Short task A -
From the Cosmic Encounter guide, print the passage from "Most importantly, try" up to and including "learning its nuances.".
Short task B -
List the elements that the Cosmic Encounter guide says the game mixes together.

Selection -
START
Cosmic Encounter: How to have a great first experience

I believe Cosmic Encounter is one of the best games ever made. However, not everyone sees it that way. Many have approached the game only to have a terrible experience. Hence, I’ve decided to write a guide, not so much about strategy, but about how to have a great experience with it, from your first play.


In an ironic twist, those who struggle the most with Cosmic Encounter tend to be entrenched boardgamers. Cosmic goes against many of the modern conventions of the medium. It’s wild, comedic, extremely interactive and occasionally unfair. Those used to Wingspan or Terraforming Mars will see a completely different side of the hobby.

Cosmic Encounter is neither difficult nor complex. It is, however, a heavily social experience. It mixes elements of negotiation, bluffing and hand management in an ever-changing landscape. These features make for a compelling experience but also makes it more demanding of its players in a myriad of ways.

Unlike other games, which present a heavily controlled environment, Cosmic is wild. The situation changes rapidly and is different each time. Taming the game’s chaos is part of its appeal and I recommend keeping an open mind. Don’t be afraid to try new things. The game is designed to reward out-of-the-box thinking and creativity.

Most importantly, try not to write things off. Nobody is going to win because they had a stronger alien or drew slightly better cards. There’s more to the game and its strategy than meets the eye. Dismissing it as silly or poorly designed is not only unfair, but it will also prevent you from learning its nuances.
END
Given information -
START
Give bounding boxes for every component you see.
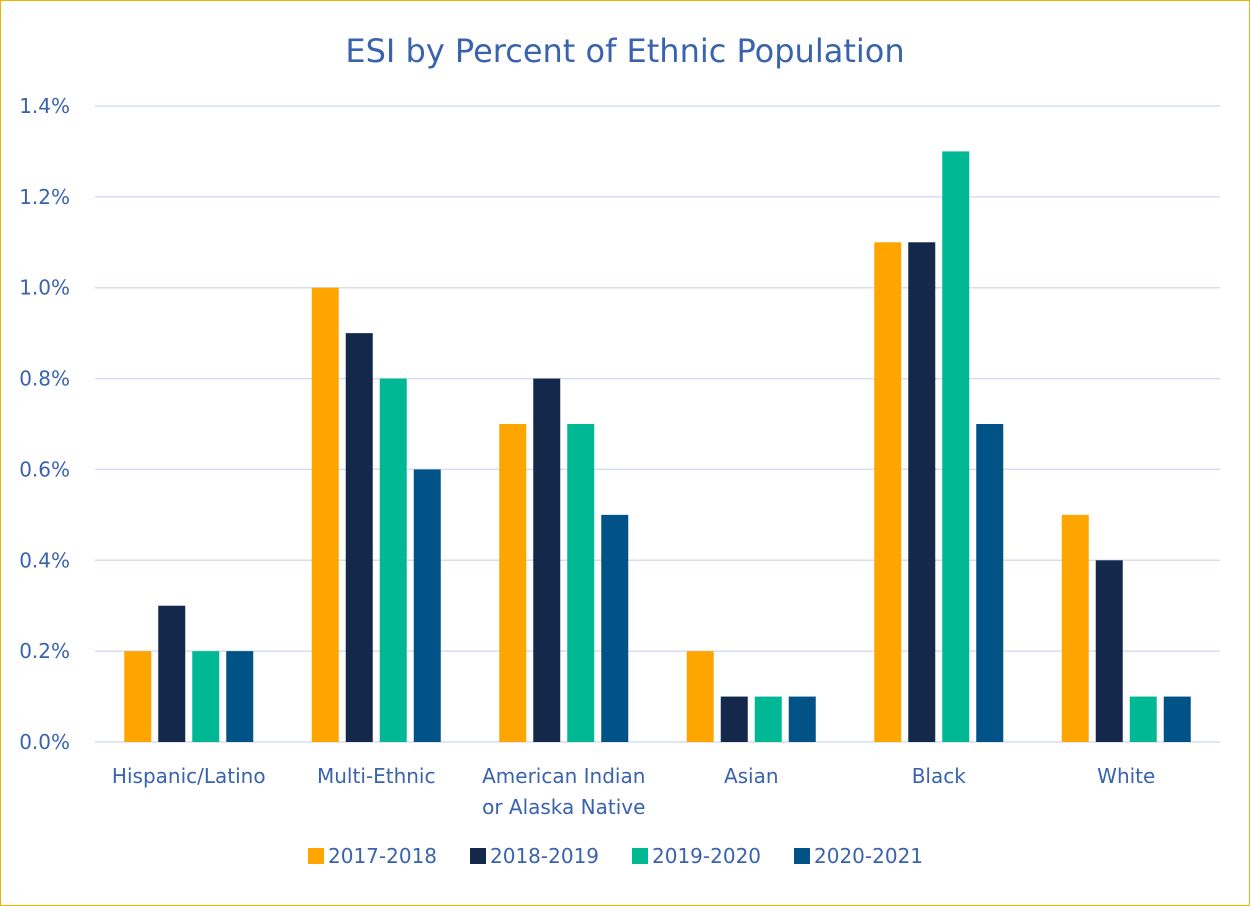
END
Complete response A -
Most importantly, try not to write things off. Nobody is going to win because they had a stronger alien or drew slightly better cards. There’s more to the game and its strategy than meets the eye. Dismissing it as silly or poorly designed is not only unfair, but it will also prevent you from learning its nuances.

Complete response B -
- Negotiation
- Bluffing
- Hand management